▸ Task objective: In the entries, find all lines that hold the word "precios" and copy them.

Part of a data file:
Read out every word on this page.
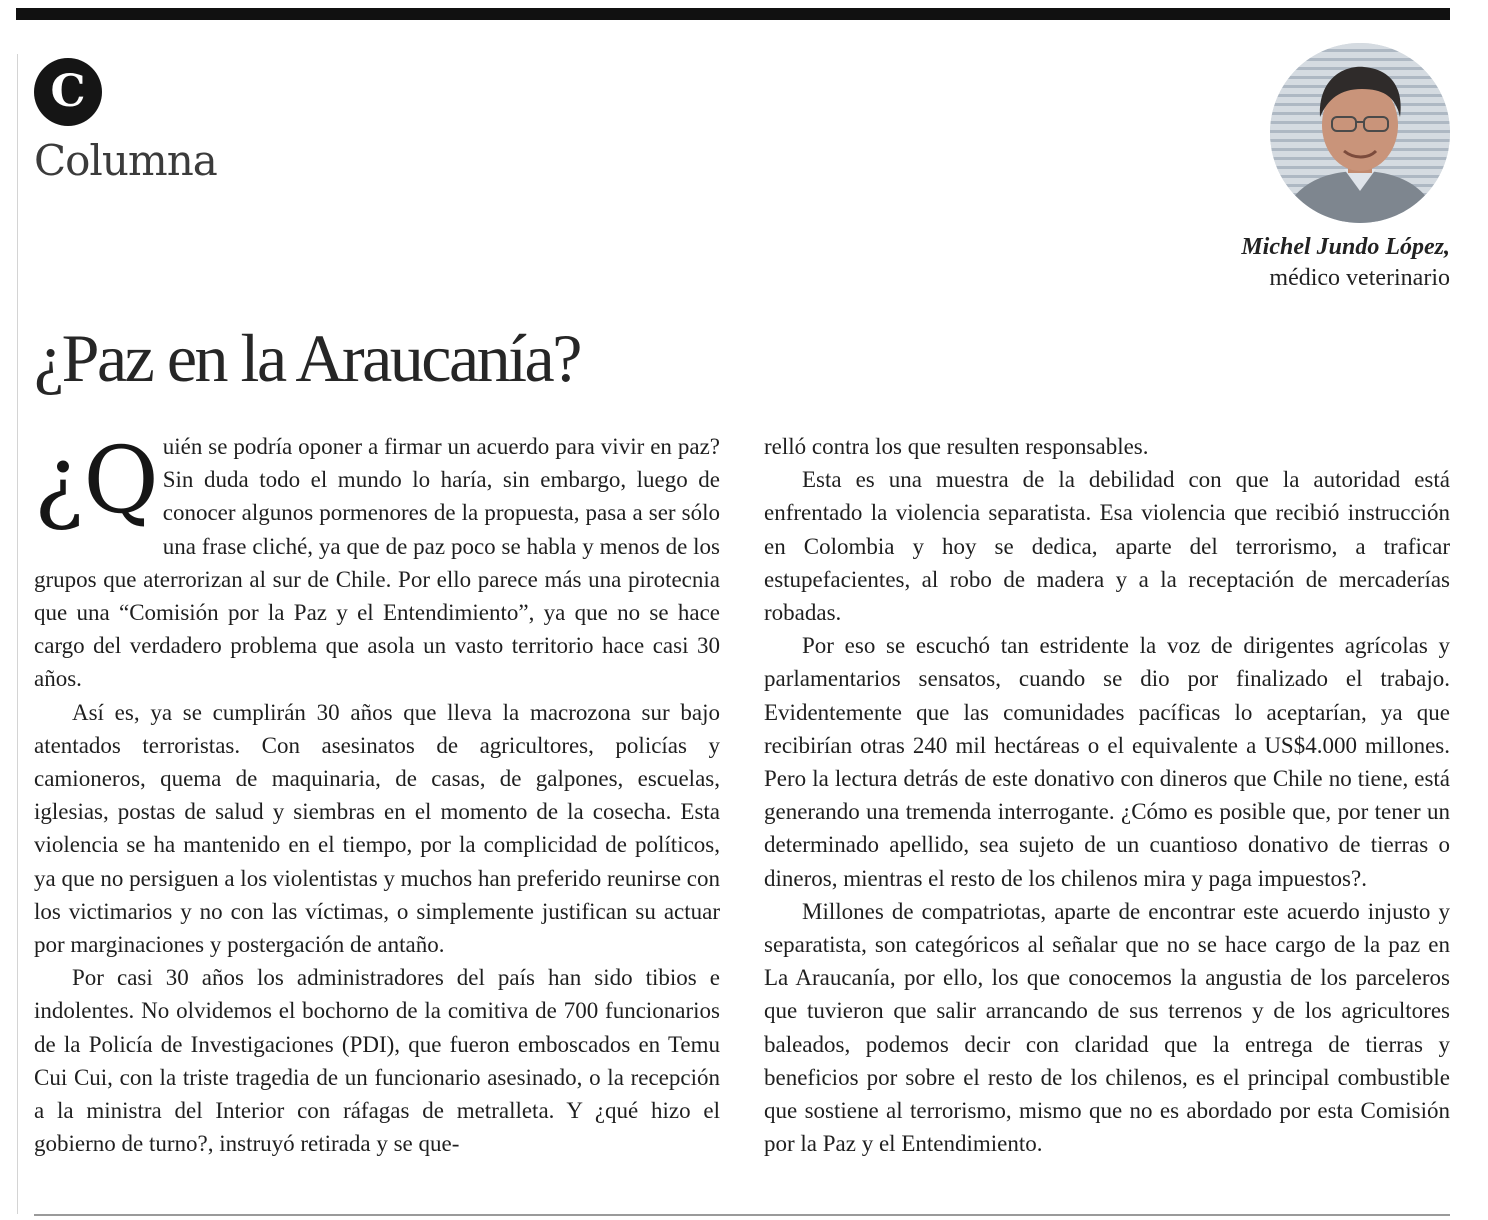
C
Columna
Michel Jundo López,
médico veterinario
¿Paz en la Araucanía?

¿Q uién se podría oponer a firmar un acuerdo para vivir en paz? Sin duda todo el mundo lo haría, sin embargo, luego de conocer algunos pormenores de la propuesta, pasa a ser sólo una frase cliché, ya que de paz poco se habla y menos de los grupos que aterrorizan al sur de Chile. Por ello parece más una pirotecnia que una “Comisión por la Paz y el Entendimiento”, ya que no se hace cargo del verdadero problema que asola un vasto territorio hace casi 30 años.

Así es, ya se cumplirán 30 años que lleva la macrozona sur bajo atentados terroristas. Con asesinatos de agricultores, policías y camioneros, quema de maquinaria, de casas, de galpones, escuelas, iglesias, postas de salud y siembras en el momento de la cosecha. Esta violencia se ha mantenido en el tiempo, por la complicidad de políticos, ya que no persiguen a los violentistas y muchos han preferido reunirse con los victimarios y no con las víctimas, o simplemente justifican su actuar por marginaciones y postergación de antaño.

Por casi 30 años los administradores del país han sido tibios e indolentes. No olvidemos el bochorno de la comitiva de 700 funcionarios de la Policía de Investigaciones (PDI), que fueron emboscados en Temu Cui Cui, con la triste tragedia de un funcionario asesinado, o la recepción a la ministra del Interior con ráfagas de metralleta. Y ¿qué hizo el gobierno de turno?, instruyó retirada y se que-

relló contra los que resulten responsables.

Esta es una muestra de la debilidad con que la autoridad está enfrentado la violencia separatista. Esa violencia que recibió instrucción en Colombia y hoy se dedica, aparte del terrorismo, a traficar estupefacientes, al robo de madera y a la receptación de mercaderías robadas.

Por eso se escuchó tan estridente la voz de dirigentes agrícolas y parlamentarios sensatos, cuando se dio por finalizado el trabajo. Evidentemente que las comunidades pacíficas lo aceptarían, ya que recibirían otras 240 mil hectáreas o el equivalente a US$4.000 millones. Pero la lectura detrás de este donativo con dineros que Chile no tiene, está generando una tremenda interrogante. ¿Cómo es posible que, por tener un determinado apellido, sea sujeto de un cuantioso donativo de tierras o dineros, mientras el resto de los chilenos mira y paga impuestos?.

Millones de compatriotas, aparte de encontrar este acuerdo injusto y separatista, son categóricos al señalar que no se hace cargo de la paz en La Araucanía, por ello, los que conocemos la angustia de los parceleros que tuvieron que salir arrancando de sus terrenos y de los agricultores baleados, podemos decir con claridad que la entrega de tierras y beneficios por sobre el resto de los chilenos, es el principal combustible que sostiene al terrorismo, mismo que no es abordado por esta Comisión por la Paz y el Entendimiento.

--

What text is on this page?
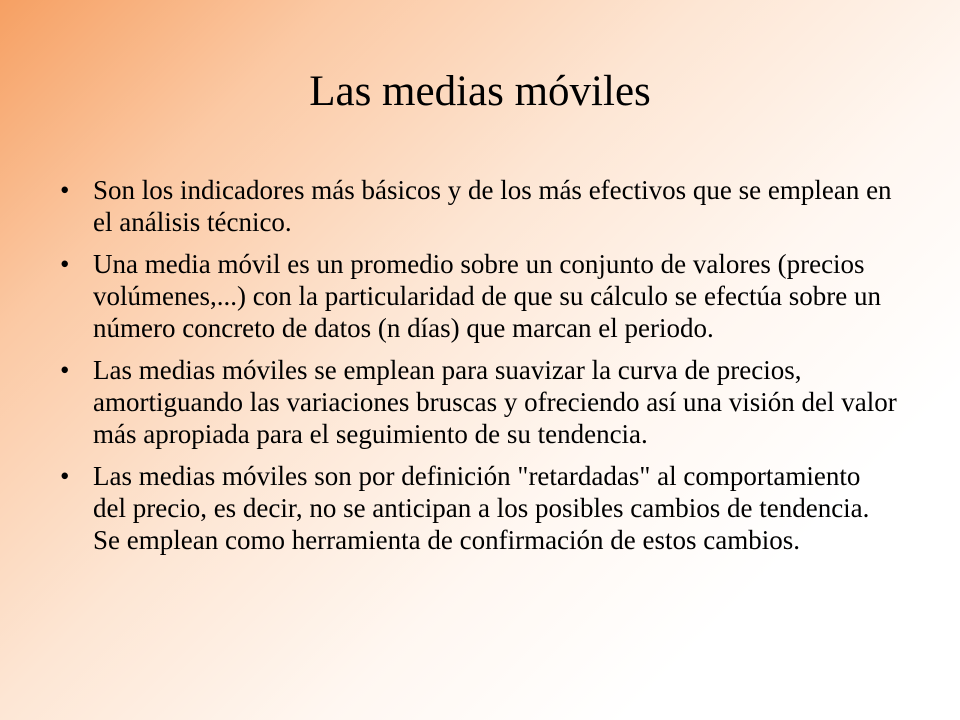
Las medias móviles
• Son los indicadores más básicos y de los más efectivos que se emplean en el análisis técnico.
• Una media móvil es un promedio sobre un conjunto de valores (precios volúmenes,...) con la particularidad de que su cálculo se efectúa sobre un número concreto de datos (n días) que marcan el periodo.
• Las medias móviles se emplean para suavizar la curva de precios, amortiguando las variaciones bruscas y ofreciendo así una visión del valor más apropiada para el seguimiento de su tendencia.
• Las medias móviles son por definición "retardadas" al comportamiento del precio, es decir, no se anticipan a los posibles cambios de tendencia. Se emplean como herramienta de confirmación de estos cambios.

▸ Answer to this task:
• Una media móvil es un promedio sobre un conjunto de valores (precios volúmenes,...) con la particularidad de que su cálculo se efectúa sobre un número concreto de datos (n días) que marcan el periodo.
• Las medias móviles se emplean para suavizar la curva de precios, amortiguando las variaciones bruscas y ofreciendo así una visión del valor más apropiada para el seguimiento de su tendencia.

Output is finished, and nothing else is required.